-- START DATA PROVIDED --

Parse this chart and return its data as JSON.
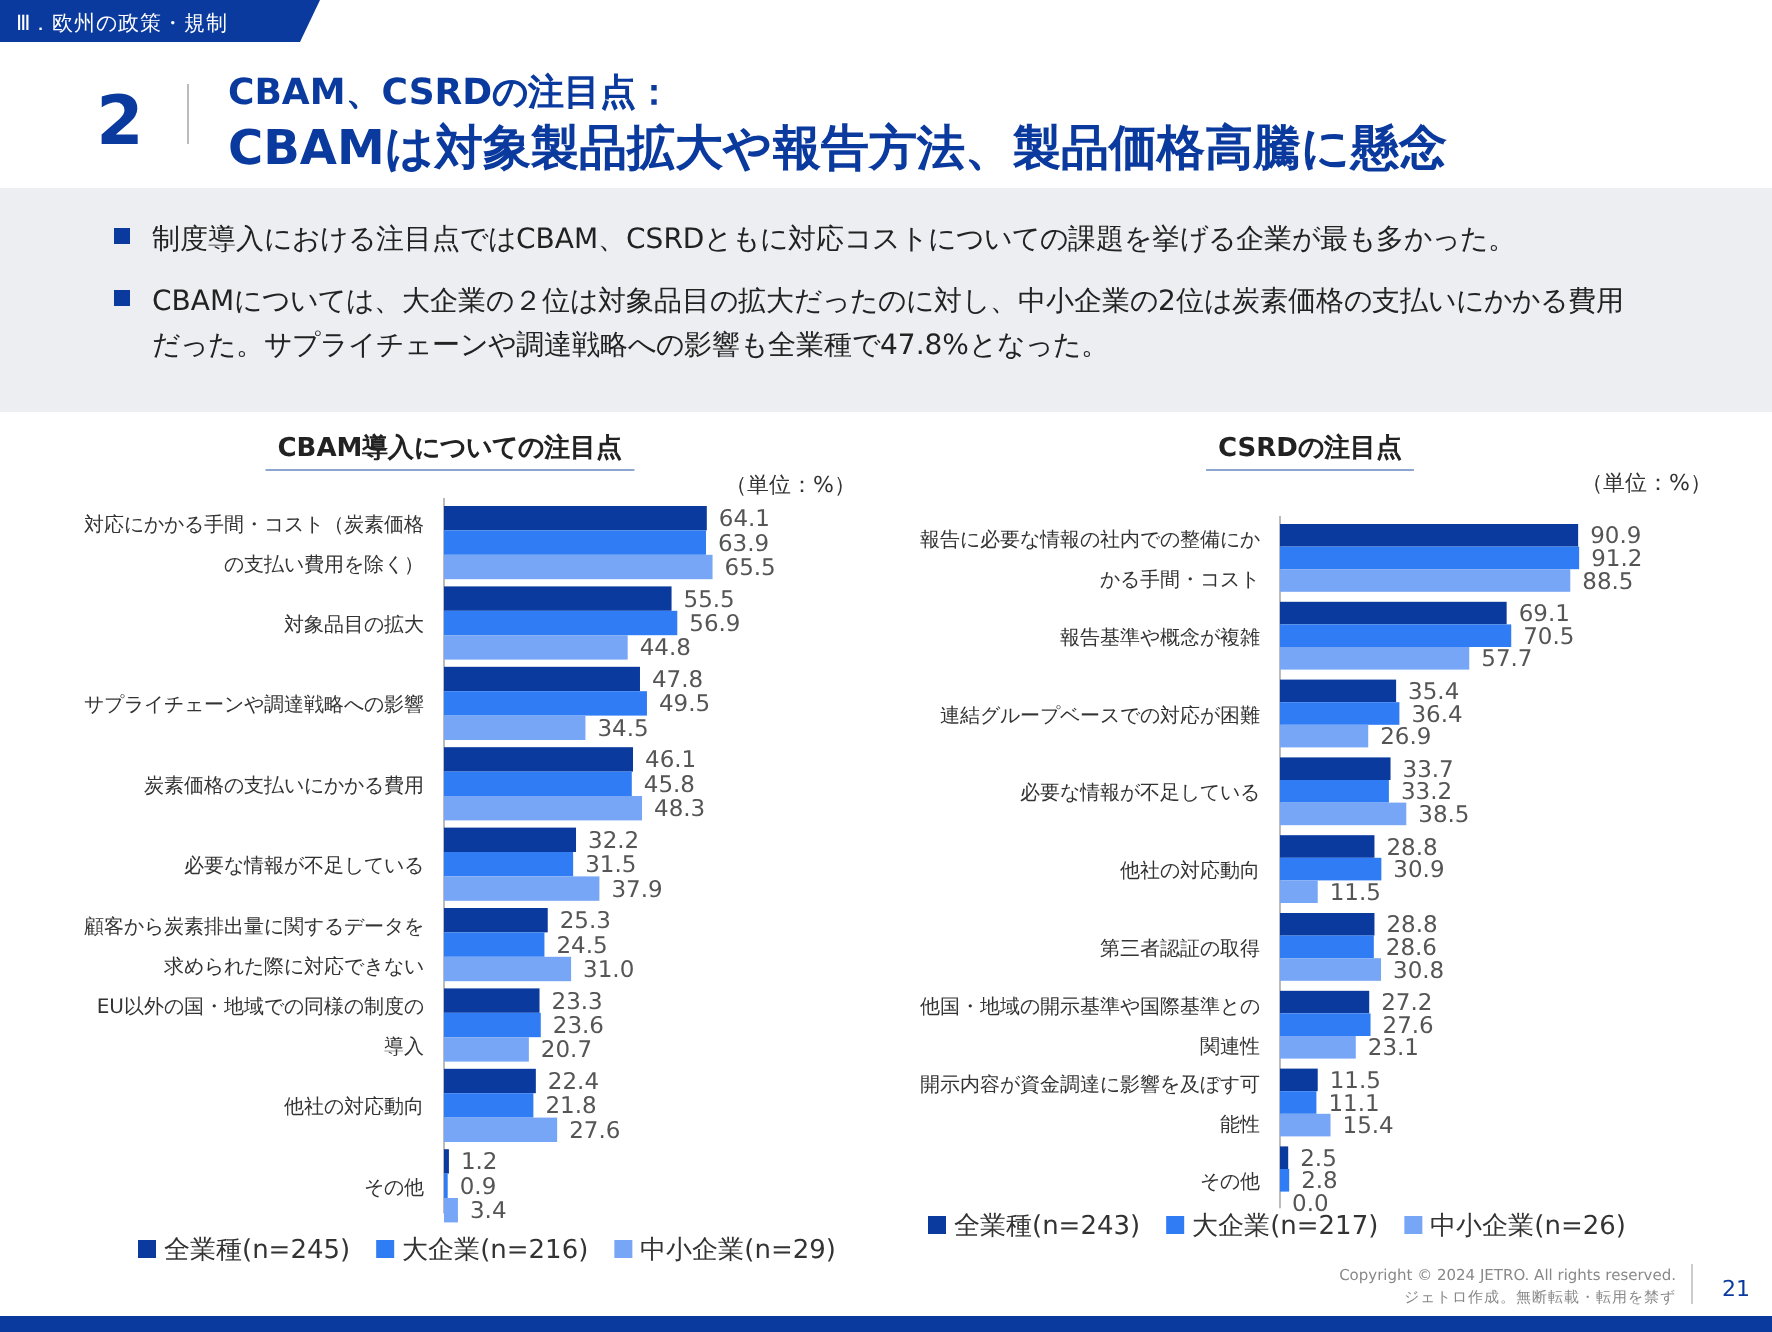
{
  "chart_data": [
    {
      "type": "bar",
      "orientation": "horizontal",
      "title": "CBAM導入についての注目点",
      "legend": "bottom",
      "categories": [
        "対応にかかる手間・コスト（炭素価格の支払い費用を除く）",
        "対象品目の拡大",
        "サプライチェーンや調達戦略への影響",
        "炭素価格の支払いにかかる費用",
        "必要な情報が不足している",
        "顧客から炭素排出量に関するデータを求められた際に対応できない",
        "EU以外の国・地域での同様の制度の導入",
        "他社の対応動向",
        "その他"
      ],
      "series": [
        {
          "name": "全業種(n=245)",
          "color": "#0b3a9e",
          "values": [
            64.1,
            55.5,
            47.8,
            46.1,
            32.2,
            25.3,
            23.3,
            22.4,
            1.2
          ],
          "value_labels": [
            "64.1",
            "55.5",
            "47.8",
            "46.1",
            "32.2",
            "25.3",
            "23.3",
            "22.4",
            "1.2"
          ]
        },
        {
          "name": "大企業(n=216)",
          "color": "#2f7cf4",
          "values": [
            63.9,
            56.9,
            49.5,
            45.8,
            31.5,
            24.5,
            23.6,
            21.8,
            0.9
          ],
          "value_labels": [
            "63.9",
            "56.9",
            "49.5",
            "45.8",
            "31.5",
            "24.5",
            "23.6",
            "21.8",
            "0.9"
          ]
        },
        {
          "name": "中小企業(n=29)",
          "color": "#77a6f6",
          "values": [
            65.5,
            44.8,
            34.5,
            48.3,
            37.9,
            31.0,
            20.7,
            27.6,
            3.4
          ],
          "value_labels": [
            "65.5",
            "44.8",
            "34.5",
            "48.3",
            "37.9",
            "31.0",
            "20.7",
            "27.6",
            "3.4"
          ]
        }
      ],
      "annotations": [
        "Ⅲ．欧州の政策・規制",
        "2",
        "CBAM、CSRDの注目点：",
        "CBAMは対象製品拡大や報告方法、製品価格高騰に懸念",
        "制度導入における注目点ではCBAM、CSRDともに対応コストについての課題を挙げる企業が最も多かった。",
        "CBAMについては、大企業の２位は対象品目の拡大だったのに対し、中小企業の2位は炭素価格の支払いにかかる費用だった。サプライチェーンや調達戦略への影響も全業種で47.8%となった。",
        "（単位：%）"
      ]
    },
    {
      "type": "bar",
      "orientation": "horizontal",
      "title": "CSRDの注目点",
      "legend": "bottom",
      "categories": [
        "報告に必要な情報の社内での整備にかかる手間・コスト",
        "報告基準や概念が複雑",
        "連結グループベースでの対応が困難",
        "必要な情報が不足している",
        "他社の対応動向",
        "第三者認証の取得",
        "他国・地域の開示基準や国際基準との関連性",
        "開示内容が資金調達に影響を及ぼす可能性",
        "その他"
      ],
      "series": [
        {
          "name": "全業種(n=243)",
          "color": "#0b3a9e",
          "values": [
            90.9,
            69.1,
            35.4,
            33.7,
            28.8,
            28.8,
            27.2,
            11.5,
            2.5
          ],
          "value_labels": [
            "90.9",
            "69.1",
            "35.4",
            "33.7",
            "28.8",
            "28.8",
            "27.2",
            "11.5",
            "2.5"
          ]
        },
        {
          "name": "大企業(n=217)",
          "color": "#2f7cf4",
          "values": [
            91.2,
            70.5,
            36.4,
            33.2,
            30.9,
            28.6,
            27.6,
            11.1,
            2.8
          ],
          "value_labels": [
            "91.2",
            "70.5",
            "36.4",
            "33.2",
            "30.9",
            "28.6",
            "27.6",
            "11.1",
            "2.8"
          ]
        },
        {
          "name": "中小企業(n=26)",
          "color": "#77a6f6",
          "values": [
            88.5,
            57.7,
            26.9,
            38.5,
            11.5,
            30.8,
            23.1,
            15.4,
            0.0
          ],
          "value_labels": [
            "88.5",
            "57.7",
            "26.9",
            "38.5",
            "11.5",
            "30.8",
            "23.1",
            "15.4",
            "0.0"
          ]
        }
      ],
      "annotations": [
        "（単位：%）",
        "Copyright © 2024 JETRO. All rights reserved.",
        "ジェトロ作成。無断転載・転用を禁ず",
        "21"
      ]
    }
  ]
}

-- END DATA PROVIDED --

GOAL OF THE EXERCISE -> Every record is to be reproduced exactly, with no pictures included.

WORKED ANSWER ->
Parse this chart and return its data as JSON.
{
  "chart_data": [
    {
      "type": "bar",
      "orientation": "horizontal",
      "title": "CBAM導入についての注目点",
      "legend": "bottom",
      "categories": [
        "対応にかかる手間・コスト（炭素価格の支払い費用を除く）",
        "対象品目の拡大",
        "サプライチェーンや調達戦略への影響",
        "炭素価格の支払いにかかる費用",
        "必要な情報が不足している",
        "顧客から炭素排出量に関するデータを求められた際に対応できない",
        "EU以外の国・地域での同様の制度の導入",
        "他社の対応動向",
        "その他"
      ],
      "series": [
        {
          "name": "全業種(n=245)",
          "color": "#0b3a9e",
          "values": [
            64.1,
            55.5,
            47.8,
            46.1,
            32.2,
            25.3,
            23.3,
            22.4,
            1.2
          ],
          "value_labels": [
            "64.1",
            "55.5",
            "47.8",
            "46.1",
            "32.2",
            "25.3",
            "23.3",
            "22.4",
            "1.2"
          ]
        },
        {
          "name": "大企業(n=216)",
          "color": "#2f7cf4",
          "values": [
            63.9,
            56.9,
            49.5,
            45.8,
            31.5,
            24.5,
            23.6,
            21.8,
            0.9
          ],
          "value_labels": [
            "63.9",
            "56.9",
            "49.5",
            "45.8",
            "31.5",
            "24.5",
            "23.6",
            "21.8",
            "0.9"
          ]
        },
        {
          "name": "中小企業(n=29)",
          "color": "#77a6f6",
          "values": [
            65.5,
            44.8,
            34.5,
            48.3,
            37.9,
            31.0,
            20.7,
            27.6,
            3.4
          ],
          "value_labels": [
            "65.5",
            "44.8",
            "34.5",
            "48.3",
            "37.9",
            "31.0",
            "20.7",
            "27.6",
            "3.4"
          ]
        }
      ],
      "annotations": [
        "Ⅲ．欧州の政策・規制",
        "2",
        "CBAM、CSRDの注目点：",
        "CBAMは対象製品拡大や報告方法、製品価格高騰に懸念",
        "制度導入における注目点ではCBAM、CSRDともに対応コストについての課題を挙げる企業が最も多かった。",
        "CBAMについては、大企業の２位は対象品目の拡大だったのに対し、中小企業の2位は炭素価格の支払いにかかる費用だった。サプライチェーンや調達戦略への影響も全業種で47.8%となった。",
        "（単位：%）"
      ]
    },
    {
      "type": "bar",
      "orientation": "horizontal",
      "title": "CSRDの注目点",
      "legend": "bottom",
      "categories": [
        "報告に必要な情報の社内での整備にかかる手間・コスト",
        "報告基準や概念が複雑",
        "連結グループベースでの対応が困難",
        "必要な情報が不足している",
        "他社の対応動向",
        "第三者認証の取得",
        "他国・地域の開示基準や国際基準との関連性",
        "開示内容が資金調達に影響を及ぼす可能性",
        "その他"
      ],
      "series": [
        {
          "name": "全業種(n=243)",
          "color": "#0b3a9e",
          "values": [
            90.9,
            69.1,
            35.4,
            33.7,
            28.8,
            28.8,
            27.2,
            11.5,
            2.5
          ],
          "value_labels": [
            "90.9",
            "69.1",
            "35.4",
            "33.7",
            "28.8",
            "28.8",
            "27.2",
            "11.5",
            "2.5"
          ]
        },
        {
          "name": "大企業(n=217)",
          "color": "#2f7cf4",
          "values": [
            91.2,
            70.5,
            36.4,
            33.2,
            30.9,
            28.6,
            27.6,
            11.1,
            2.8
          ],
          "value_labels": [
            "91.2",
            "70.5",
            "36.4",
            "33.2",
            "30.9",
            "28.6",
            "27.6",
            "11.1",
            "2.8"
          ]
        },
        {
          "name": "中小企業(n=26)",
          "color": "#77a6f6",
          "values": [
            88.5,
            57.7,
            26.9,
            38.5,
            11.5,
            30.8,
            23.1,
            15.4,
            0.0
          ],
          "value_labels": [
            "88.5",
            "57.7",
            "26.9",
            "38.5",
            "11.5",
            "30.8",
            "23.1",
            "15.4",
            "0.0"
          ]
        }
      ],
      "annotations": [
        "（単位：%）",
        "Copyright © 2024 JETRO. All rights reserved.",
        "ジェトロ作成。無断転載・転用を禁ず",
        "21"
      ]
    }
  ]
}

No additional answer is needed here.